Directions for this task: In the entries, find all lines that hold the word "JSON" and copy them.

[Raw records]

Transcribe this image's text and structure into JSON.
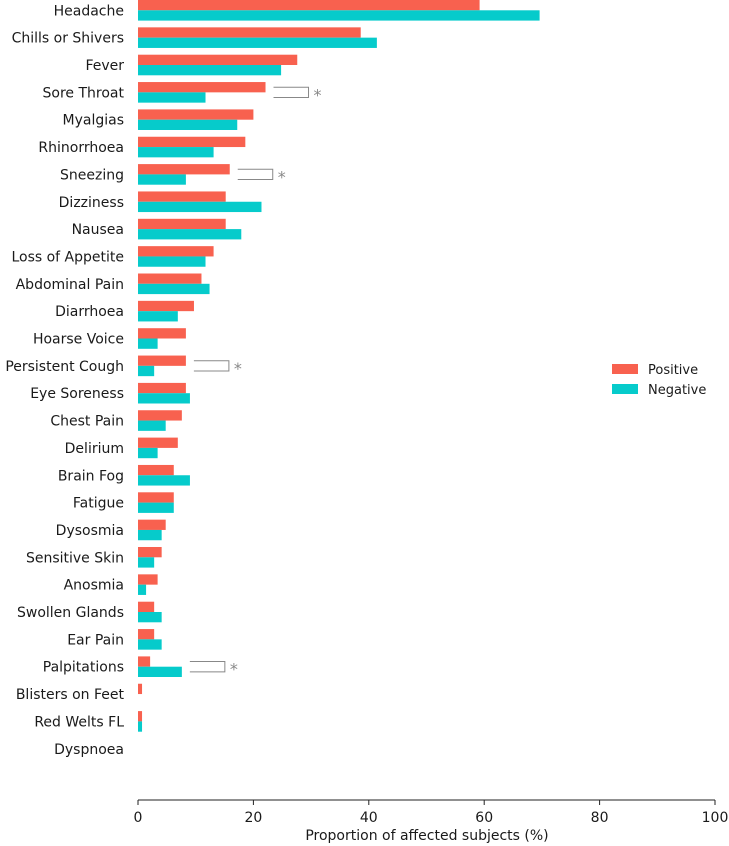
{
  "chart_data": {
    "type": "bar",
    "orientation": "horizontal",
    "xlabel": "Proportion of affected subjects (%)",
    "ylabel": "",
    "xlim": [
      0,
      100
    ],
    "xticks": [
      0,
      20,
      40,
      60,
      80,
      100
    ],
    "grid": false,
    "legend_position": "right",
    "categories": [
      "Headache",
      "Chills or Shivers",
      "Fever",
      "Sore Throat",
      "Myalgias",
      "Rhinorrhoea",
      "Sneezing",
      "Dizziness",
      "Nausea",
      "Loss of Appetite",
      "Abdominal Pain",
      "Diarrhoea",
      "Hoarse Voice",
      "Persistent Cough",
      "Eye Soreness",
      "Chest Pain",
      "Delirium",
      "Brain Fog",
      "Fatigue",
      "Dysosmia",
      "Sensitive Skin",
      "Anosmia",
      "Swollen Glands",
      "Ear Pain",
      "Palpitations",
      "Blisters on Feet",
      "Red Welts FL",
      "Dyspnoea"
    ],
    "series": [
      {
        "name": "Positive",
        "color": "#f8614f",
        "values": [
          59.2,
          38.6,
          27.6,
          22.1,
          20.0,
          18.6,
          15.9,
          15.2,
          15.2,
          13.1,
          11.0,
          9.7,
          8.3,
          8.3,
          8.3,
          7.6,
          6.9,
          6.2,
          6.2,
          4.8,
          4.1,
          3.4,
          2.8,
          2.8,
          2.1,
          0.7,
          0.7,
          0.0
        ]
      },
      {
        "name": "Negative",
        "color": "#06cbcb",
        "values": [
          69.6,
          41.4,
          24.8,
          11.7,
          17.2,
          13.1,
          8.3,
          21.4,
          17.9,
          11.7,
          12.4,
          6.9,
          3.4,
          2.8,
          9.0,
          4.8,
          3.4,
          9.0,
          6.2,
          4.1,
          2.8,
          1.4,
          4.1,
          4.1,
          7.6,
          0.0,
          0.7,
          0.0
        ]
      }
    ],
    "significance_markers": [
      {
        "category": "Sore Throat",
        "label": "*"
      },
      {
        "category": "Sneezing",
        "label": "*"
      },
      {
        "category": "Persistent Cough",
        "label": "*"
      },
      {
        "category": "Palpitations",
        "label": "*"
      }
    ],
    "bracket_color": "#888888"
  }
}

==

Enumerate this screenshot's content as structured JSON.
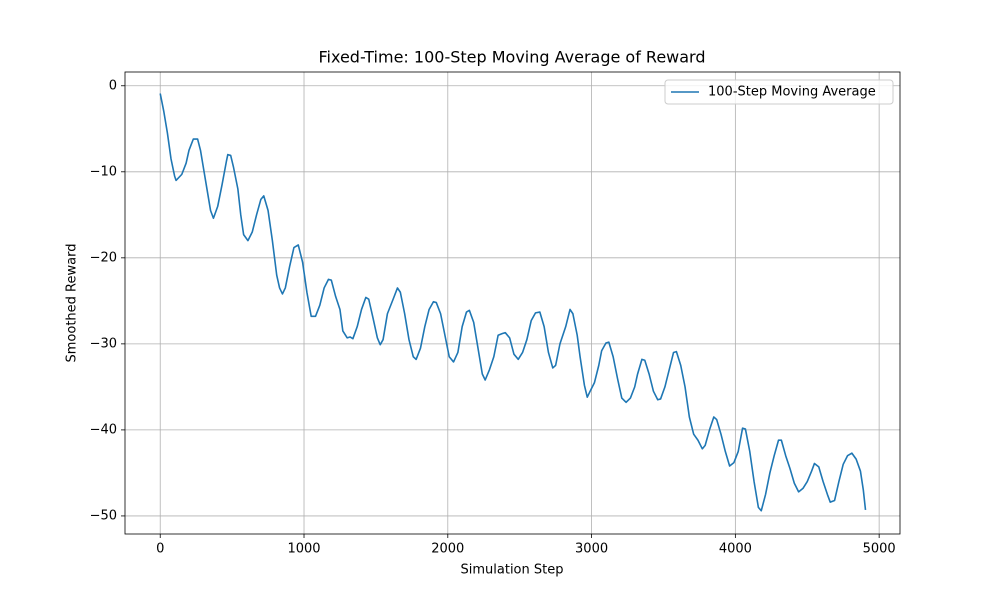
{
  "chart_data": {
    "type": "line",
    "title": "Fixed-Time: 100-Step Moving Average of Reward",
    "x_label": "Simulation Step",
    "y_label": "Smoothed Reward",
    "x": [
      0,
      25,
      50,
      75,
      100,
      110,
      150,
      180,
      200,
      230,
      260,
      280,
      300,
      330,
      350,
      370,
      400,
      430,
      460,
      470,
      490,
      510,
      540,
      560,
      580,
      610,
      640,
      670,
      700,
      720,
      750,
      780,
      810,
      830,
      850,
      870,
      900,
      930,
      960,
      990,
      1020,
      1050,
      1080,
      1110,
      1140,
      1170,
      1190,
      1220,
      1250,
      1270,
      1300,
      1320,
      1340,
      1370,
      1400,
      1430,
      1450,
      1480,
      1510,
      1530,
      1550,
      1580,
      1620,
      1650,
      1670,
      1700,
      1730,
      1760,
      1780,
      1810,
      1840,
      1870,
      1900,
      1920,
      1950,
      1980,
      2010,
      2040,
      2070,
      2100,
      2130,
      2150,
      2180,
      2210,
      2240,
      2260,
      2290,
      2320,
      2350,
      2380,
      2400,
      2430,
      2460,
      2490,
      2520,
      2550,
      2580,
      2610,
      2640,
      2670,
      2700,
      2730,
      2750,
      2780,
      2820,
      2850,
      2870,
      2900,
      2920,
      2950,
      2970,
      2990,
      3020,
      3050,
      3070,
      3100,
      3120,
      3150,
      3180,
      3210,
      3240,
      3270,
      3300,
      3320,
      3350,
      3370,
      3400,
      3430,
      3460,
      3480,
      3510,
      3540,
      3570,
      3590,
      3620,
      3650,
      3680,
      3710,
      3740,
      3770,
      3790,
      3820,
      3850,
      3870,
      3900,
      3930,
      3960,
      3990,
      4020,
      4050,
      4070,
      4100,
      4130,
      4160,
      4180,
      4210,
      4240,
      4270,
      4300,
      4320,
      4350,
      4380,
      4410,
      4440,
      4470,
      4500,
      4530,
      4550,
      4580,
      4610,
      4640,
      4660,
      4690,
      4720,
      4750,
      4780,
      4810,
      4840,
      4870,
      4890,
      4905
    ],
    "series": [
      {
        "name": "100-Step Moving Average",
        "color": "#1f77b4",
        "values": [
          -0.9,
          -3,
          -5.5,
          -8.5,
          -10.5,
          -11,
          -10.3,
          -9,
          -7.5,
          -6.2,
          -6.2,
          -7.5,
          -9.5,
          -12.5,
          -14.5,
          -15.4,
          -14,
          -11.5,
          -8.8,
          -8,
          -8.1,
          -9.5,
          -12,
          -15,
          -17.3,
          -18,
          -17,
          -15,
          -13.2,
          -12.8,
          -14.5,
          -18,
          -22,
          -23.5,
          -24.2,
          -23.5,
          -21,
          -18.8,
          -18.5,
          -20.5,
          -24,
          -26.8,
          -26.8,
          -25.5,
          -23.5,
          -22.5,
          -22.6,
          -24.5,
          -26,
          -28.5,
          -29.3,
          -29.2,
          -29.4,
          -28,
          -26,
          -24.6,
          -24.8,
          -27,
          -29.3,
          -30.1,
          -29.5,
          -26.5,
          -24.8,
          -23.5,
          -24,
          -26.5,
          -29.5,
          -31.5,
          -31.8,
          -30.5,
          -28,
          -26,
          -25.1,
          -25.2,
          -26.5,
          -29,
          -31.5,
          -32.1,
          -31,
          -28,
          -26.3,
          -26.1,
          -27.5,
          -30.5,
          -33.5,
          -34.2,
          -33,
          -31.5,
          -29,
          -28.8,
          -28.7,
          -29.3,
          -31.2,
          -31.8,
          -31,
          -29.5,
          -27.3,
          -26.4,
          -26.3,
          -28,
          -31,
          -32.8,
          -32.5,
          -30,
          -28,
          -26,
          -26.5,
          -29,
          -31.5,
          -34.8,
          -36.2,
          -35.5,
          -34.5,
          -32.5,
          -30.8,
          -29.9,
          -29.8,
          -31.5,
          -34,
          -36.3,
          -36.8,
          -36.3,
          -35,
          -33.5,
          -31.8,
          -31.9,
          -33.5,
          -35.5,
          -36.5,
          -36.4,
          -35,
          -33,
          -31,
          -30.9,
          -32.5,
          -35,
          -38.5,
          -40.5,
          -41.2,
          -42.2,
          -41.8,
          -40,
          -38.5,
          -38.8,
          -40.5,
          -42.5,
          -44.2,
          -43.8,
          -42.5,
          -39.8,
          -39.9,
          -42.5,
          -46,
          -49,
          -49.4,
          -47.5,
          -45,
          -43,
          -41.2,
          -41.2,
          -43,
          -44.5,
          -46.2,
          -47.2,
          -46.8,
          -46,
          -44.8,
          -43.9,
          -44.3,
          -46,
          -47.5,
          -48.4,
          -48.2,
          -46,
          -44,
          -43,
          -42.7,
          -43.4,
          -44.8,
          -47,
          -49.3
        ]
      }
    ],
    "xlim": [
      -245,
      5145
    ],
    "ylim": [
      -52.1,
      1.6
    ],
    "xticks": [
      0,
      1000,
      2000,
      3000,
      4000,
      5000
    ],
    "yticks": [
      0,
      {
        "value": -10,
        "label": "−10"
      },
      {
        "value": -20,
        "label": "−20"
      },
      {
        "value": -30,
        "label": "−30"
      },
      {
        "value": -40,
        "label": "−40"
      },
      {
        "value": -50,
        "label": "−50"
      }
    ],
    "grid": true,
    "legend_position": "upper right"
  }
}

Completed exercise:
Transcribe this image's text and structure into JSON.
Enumerate this screenshot's content as structured JSON.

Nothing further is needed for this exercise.